[Start]

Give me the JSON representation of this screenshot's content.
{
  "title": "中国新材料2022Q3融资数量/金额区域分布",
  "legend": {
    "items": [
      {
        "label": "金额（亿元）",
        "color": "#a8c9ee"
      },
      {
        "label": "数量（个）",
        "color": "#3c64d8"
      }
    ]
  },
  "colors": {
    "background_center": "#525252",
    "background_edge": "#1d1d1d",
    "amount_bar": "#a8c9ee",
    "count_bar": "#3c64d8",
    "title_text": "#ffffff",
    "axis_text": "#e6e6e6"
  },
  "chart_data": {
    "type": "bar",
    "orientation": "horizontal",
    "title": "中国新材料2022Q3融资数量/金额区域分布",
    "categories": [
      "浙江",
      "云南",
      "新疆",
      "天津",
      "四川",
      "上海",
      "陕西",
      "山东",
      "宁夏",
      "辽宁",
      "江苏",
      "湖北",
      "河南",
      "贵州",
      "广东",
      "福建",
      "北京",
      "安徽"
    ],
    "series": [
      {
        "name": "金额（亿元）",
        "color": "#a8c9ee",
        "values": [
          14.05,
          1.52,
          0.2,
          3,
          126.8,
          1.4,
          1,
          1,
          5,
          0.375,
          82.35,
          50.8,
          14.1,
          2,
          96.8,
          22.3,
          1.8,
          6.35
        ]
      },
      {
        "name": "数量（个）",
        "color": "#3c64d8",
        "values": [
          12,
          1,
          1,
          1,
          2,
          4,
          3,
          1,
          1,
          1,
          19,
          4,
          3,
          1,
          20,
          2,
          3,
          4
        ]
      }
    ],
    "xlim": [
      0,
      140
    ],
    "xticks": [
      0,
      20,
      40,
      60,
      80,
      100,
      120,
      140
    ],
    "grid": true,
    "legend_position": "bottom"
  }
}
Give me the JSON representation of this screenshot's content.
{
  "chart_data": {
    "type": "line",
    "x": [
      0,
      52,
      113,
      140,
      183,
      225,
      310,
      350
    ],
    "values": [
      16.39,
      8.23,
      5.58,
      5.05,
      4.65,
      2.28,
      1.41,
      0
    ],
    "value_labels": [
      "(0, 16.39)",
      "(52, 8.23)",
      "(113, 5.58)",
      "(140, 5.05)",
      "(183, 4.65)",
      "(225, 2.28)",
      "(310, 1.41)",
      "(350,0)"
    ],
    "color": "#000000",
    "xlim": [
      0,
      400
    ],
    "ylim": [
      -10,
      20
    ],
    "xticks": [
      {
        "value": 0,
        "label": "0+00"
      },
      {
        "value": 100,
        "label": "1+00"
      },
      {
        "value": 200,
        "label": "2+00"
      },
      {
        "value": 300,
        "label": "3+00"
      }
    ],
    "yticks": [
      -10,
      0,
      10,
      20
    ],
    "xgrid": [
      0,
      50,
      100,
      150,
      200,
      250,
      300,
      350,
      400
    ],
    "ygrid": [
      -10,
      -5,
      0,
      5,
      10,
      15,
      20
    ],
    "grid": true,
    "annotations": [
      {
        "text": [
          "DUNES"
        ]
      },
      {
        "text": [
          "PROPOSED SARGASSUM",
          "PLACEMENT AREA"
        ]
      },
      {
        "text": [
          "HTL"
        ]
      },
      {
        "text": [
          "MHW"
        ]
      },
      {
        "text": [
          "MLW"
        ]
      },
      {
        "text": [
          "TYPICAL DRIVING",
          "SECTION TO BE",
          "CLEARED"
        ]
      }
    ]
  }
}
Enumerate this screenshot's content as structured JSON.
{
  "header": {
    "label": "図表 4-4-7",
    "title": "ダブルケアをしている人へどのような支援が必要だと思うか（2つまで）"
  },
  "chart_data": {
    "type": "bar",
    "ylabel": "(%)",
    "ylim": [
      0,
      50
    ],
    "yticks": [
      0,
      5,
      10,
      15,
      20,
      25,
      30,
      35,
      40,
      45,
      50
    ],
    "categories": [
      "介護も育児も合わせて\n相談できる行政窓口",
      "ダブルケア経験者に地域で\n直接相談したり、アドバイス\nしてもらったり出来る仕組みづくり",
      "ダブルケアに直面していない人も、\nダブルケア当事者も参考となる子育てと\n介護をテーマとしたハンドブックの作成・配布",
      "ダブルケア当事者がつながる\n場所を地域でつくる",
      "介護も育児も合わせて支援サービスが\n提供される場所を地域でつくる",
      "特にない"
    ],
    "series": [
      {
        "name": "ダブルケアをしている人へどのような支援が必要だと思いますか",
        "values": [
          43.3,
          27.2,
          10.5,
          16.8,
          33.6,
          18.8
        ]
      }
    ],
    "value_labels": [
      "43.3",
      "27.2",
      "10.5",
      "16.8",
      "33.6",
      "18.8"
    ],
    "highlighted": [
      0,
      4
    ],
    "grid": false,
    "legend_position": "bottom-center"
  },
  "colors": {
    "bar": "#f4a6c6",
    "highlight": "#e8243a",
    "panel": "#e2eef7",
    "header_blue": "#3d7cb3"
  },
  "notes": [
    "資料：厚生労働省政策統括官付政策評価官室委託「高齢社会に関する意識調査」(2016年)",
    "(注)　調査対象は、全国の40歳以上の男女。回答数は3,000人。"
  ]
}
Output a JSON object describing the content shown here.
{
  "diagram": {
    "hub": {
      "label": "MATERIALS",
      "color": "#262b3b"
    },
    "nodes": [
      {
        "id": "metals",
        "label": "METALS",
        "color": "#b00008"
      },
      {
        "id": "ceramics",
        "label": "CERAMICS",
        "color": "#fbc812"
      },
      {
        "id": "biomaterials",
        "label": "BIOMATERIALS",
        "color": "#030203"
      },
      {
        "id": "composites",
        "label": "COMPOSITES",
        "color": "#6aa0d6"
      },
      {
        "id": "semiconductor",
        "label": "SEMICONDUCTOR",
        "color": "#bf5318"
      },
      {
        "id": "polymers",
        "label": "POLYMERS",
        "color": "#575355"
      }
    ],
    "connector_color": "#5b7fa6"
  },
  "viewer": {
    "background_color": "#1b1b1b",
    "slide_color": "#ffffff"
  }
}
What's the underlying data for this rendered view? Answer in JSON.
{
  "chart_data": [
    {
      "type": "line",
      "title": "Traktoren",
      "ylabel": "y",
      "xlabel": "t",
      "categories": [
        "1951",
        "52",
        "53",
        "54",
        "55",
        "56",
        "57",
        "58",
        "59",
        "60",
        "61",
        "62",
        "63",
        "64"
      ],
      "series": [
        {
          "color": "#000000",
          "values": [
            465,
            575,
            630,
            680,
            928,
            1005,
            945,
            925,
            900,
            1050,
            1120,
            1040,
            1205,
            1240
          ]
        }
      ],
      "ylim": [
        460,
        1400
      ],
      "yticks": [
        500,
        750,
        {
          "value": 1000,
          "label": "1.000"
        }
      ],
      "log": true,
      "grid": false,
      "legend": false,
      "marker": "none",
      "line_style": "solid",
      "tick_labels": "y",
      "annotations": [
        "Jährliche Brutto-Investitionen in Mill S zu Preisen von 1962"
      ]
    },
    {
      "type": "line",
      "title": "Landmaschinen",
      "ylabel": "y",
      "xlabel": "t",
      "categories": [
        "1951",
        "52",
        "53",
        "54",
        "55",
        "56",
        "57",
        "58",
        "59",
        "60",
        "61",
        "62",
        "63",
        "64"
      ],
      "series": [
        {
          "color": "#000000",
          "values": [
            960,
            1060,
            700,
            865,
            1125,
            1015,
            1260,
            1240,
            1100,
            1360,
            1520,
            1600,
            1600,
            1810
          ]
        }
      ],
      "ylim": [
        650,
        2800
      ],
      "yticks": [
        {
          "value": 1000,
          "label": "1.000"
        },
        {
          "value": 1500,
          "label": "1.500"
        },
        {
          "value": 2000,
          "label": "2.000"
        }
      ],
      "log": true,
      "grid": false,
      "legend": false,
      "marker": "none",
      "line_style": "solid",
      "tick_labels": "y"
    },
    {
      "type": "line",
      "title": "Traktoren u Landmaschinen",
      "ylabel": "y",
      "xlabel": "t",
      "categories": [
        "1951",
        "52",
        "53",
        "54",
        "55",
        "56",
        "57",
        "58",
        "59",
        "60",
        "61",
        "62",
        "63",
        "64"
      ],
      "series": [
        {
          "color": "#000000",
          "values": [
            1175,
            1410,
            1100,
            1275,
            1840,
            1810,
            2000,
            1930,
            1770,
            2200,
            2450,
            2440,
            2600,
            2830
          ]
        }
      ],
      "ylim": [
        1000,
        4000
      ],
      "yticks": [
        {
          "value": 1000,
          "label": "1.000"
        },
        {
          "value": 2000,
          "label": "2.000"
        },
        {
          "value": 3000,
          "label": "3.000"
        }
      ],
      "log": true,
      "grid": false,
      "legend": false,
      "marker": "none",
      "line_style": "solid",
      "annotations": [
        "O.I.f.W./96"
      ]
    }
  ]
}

[End]

Instruction |
Copy every line above that holds the word "JSON".

Result of this exercise |
Give me the JSON representation of this screenshot's content.
Give me the JSON representation of this screenshot's content.
Enumerate this screenshot's content as structured JSON.
Output a JSON object describing the content shown here.
What's the underlying data for this rendered view? Answer in JSON.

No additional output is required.